Every line containing the word "structured" needs to be found and copied.

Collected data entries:
** begin **
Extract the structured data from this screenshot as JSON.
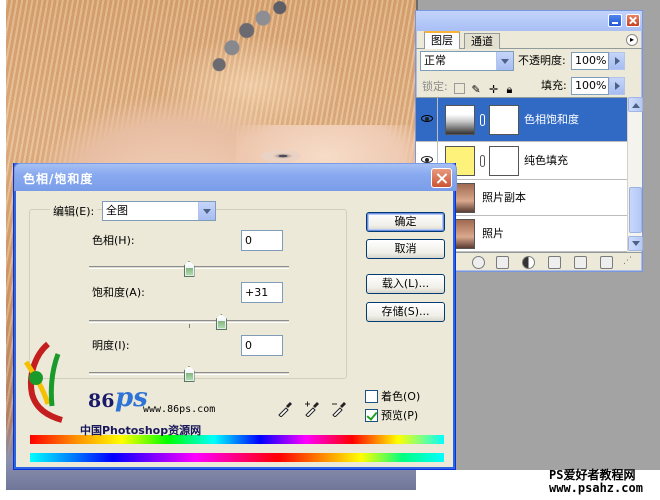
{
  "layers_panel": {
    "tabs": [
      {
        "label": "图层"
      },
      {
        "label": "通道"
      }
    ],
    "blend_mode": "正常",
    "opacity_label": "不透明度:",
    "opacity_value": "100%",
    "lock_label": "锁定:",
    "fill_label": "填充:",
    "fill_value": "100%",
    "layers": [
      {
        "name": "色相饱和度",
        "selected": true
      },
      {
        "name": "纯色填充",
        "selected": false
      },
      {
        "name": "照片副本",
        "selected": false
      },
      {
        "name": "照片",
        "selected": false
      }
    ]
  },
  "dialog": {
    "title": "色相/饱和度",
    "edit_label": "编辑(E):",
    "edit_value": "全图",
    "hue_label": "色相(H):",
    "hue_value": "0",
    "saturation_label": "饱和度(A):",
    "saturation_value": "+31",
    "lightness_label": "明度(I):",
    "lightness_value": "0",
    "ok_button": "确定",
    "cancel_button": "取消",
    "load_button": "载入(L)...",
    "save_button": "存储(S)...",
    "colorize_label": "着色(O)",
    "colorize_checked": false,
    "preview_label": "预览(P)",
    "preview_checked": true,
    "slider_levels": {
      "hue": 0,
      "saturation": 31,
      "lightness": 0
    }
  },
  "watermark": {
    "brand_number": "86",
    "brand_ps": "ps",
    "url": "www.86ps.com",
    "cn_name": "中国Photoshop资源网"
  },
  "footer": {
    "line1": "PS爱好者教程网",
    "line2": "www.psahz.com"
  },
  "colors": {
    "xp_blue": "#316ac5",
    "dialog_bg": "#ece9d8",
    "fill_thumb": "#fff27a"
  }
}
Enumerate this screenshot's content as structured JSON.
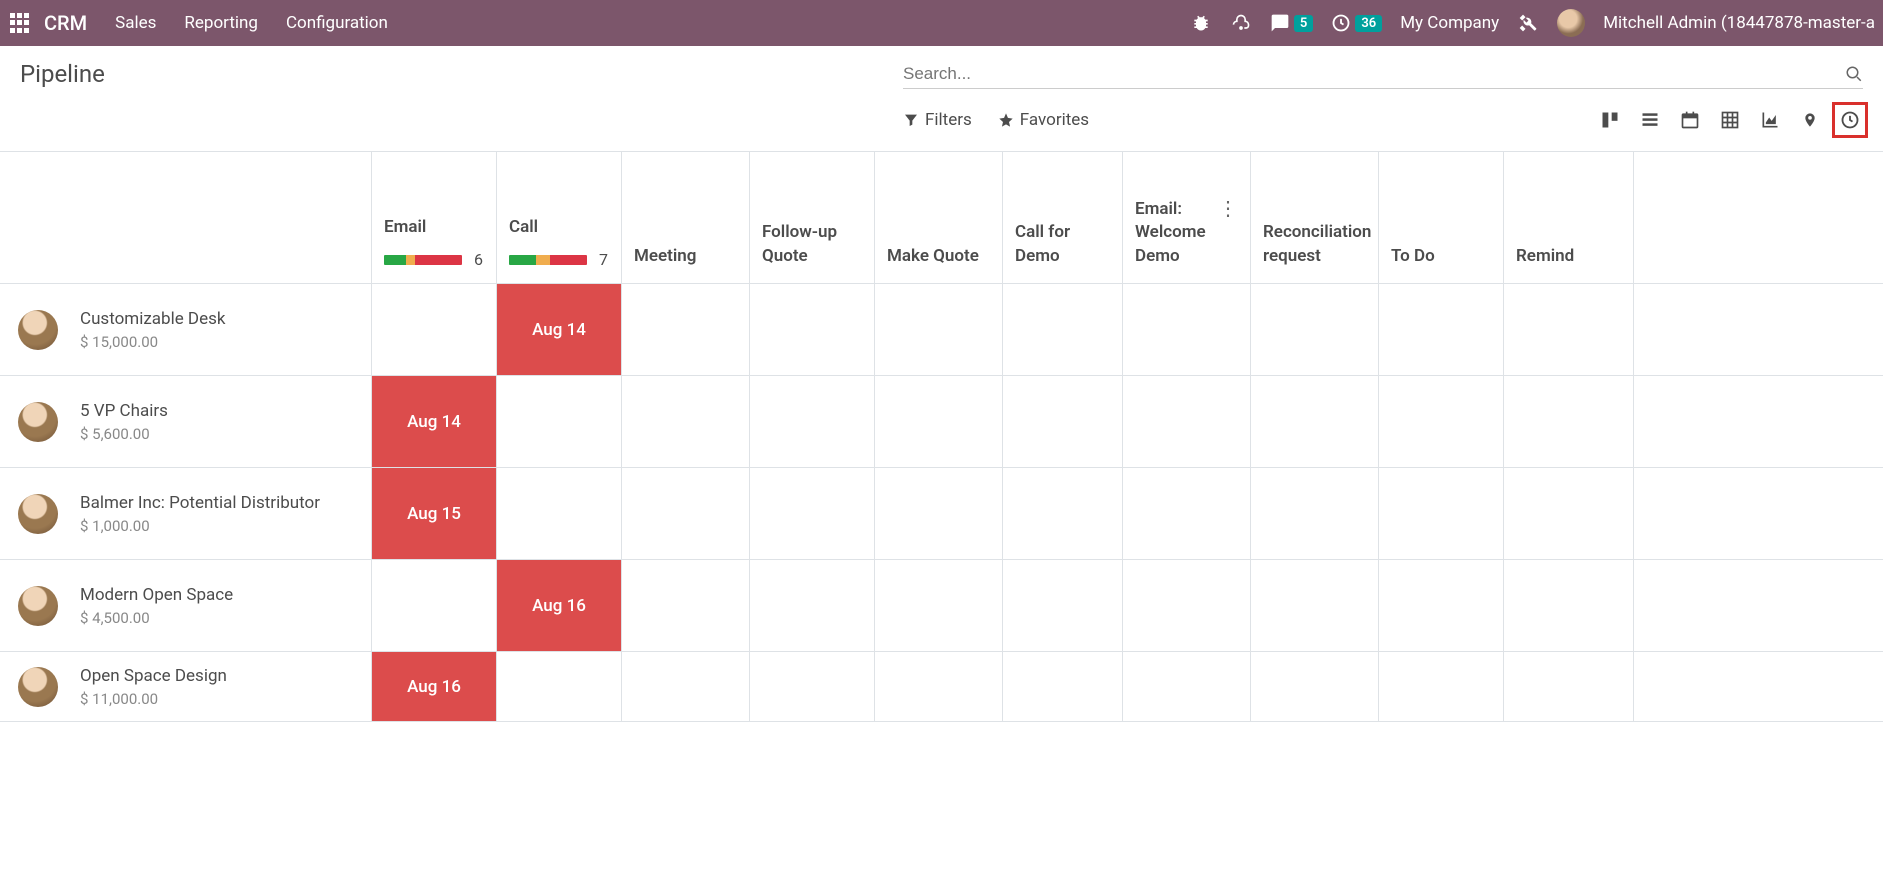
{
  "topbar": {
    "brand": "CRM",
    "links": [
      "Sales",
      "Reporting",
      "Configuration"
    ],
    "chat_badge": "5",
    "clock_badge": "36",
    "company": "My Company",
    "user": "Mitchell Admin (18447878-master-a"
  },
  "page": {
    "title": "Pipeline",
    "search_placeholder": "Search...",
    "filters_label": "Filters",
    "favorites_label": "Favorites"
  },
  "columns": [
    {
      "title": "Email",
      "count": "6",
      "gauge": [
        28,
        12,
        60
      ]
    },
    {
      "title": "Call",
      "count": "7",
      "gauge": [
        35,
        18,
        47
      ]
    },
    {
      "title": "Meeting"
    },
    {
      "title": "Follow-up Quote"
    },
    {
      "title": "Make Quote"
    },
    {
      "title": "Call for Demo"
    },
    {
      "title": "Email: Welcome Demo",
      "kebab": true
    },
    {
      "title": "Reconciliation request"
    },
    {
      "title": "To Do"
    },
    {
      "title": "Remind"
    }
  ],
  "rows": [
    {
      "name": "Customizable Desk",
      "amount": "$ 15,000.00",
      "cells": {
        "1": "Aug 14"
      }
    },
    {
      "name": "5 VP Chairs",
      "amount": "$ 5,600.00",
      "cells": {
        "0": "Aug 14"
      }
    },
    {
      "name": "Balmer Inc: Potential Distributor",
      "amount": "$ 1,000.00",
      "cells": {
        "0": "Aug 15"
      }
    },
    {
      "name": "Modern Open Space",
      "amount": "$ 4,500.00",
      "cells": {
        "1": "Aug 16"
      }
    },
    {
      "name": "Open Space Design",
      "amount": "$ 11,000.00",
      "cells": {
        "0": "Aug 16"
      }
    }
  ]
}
** end **
- _Correct answer_
Extract the structured data from this screenshot as JSON.
Enumerate this screenshot's content as structured JSON.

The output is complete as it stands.